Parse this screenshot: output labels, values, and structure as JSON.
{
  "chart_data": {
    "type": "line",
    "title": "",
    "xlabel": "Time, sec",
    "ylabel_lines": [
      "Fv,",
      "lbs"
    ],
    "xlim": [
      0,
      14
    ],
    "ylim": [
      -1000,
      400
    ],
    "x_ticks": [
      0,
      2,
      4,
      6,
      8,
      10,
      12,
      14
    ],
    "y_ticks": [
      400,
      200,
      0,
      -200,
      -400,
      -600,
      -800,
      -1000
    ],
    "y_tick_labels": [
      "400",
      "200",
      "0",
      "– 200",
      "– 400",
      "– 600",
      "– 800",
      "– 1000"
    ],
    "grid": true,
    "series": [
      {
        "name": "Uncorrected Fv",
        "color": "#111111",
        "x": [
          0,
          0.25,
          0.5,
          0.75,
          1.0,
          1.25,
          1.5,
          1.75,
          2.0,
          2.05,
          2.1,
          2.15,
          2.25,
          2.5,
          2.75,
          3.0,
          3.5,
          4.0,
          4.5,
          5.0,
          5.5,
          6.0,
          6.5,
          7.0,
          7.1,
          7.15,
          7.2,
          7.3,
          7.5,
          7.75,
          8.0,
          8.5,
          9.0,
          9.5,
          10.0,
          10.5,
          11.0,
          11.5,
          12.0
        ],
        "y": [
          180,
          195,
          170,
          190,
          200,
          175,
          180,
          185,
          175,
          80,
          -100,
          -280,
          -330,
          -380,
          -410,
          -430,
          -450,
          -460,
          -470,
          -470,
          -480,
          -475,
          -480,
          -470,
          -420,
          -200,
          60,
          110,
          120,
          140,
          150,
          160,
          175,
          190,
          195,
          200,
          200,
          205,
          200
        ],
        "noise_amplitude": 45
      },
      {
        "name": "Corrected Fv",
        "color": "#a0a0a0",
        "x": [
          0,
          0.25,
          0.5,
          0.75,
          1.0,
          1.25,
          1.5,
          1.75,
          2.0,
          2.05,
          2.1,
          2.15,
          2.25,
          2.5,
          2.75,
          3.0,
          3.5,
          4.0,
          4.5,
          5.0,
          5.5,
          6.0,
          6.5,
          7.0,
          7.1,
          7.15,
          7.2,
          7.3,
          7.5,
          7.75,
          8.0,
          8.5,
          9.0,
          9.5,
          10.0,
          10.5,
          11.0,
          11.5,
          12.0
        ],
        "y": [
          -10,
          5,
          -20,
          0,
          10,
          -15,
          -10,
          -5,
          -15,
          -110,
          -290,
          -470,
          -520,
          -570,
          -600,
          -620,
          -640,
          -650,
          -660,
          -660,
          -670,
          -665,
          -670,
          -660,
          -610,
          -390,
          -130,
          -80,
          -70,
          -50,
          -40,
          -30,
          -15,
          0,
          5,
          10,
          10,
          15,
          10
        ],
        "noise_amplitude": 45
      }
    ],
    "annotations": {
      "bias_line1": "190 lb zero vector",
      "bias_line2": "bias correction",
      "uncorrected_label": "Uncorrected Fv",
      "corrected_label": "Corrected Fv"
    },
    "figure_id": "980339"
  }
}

***

Exercise:
Extract the listing in its entirety, matching it exactly.

Output below:
Parse this screenshot: output labels, values, and structure as JSON.
{
  "chart_data": {
    "type": "line",
    "title": "",
    "xlabel": "Time, sec",
    "ylabel_lines": [
      "Fv,",
      "lbs"
    ],
    "xlim": [
      0,
      14
    ],
    "ylim": [
      -1000,
      400
    ],
    "x_ticks": [
      0,
      2,
      4,
      6,
      8,
      10,
      12,
      14
    ],
    "y_ticks": [
      400,
      200,
      0,
      -200,
      -400,
      -600,
      -800,
      -1000
    ],
    "y_tick_labels": [
      "400",
      "200",
      "0",
      "– 200",
      "– 400",
      "– 600",
      "– 800",
      "– 1000"
    ],
    "grid": true,
    "series": [
      {
        "name": "Uncorrected Fv",
        "color": "#111111",
        "x": [
          0,
          0.25,
          0.5,
          0.75,
          1.0,
          1.25,
          1.5,
          1.75,
          2.0,
          2.05,
          2.1,
          2.15,
          2.25,
          2.5,
          2.75,
          3.0,
          3.5,
          4.0,
          4.5,
          5.0,
          5.5,
          6.0,
          6.5,
          7.0,
          7.1,
          7.15,
          7.2,
          7.3,
          7.5,
          7.75,
          8.0,
          8.5,
          9.0,
          9.5,
          10.0,
          10.5,
          11.0,
          11.5,
          12.0
        ],
        "y": [
          180,
          195,
          170,
          190,
          200,
          175,
          180,
          185,
          175,
          80,
          -100,
          -280,
          -330,
          -380,
          -410,
          -430,
          -450,
          -460,
          -470,
          -470,
          -480,
          -475,
          -480,
          -470,
          -420,
          -200,
          60,
          110,
          120,
          140,
          150,
          160,
          175,
          190,
          195,
          200,
          200,
          205,
          200
        ],
        "noise_amplitude": 45
      },
      {
        "name": "Corrected Fv",
        "color": "#a0a0a0",
        "x": [
          0,
          0.25,
          0.5,
          0.75,
          1.0,
          1.25,
          1.5,
          1.75,
          2.0,
          2.05,
          2.1,
          2.15,
          2.25,
          2.5,
          2.75,
          3.0,
          3.5,
          4.0,
          4.5,
          5.0,
          5.5,
          6.0,
          6.5,
          7.0,
          7.1,
          7.15,
          7.2,
          7.3,
          7.5,
          7.75,
          8.0,
          8.5,
          9.0,
          9.5,
          10.0,
          10.5,
          11.0,
          11.5,
          12.0
        ],
        "y": [
          -10,
          5,
          -20,
          0,
          10,
          -15,
          -10,
          -5,
          -15,
          -110,
          -290,
          -470,
          -520,
          -570,
          -600,
          -620,
          -640,
          -650,
          -660,
          -660,
          -670,
          -665,
          -670,
          -660,
          -610,
          -390,
          -130,
          -80,
          -70,
          -50,
          -40,
          -30,
          -15,
          0,
          5,
          10,
          10,
          15,
          10
        ],
        "noise_amplitude": 45
      }
    ],
    "annotations": {
      "bias_line1": "190 lb zero vector",
      "bias_line2": "bias correction",
      "uncorrected_label": "Uncorrected Fv",
      "corrected_label": "Corrected Fv"
    },
    "figure_id": "980339"
  }
}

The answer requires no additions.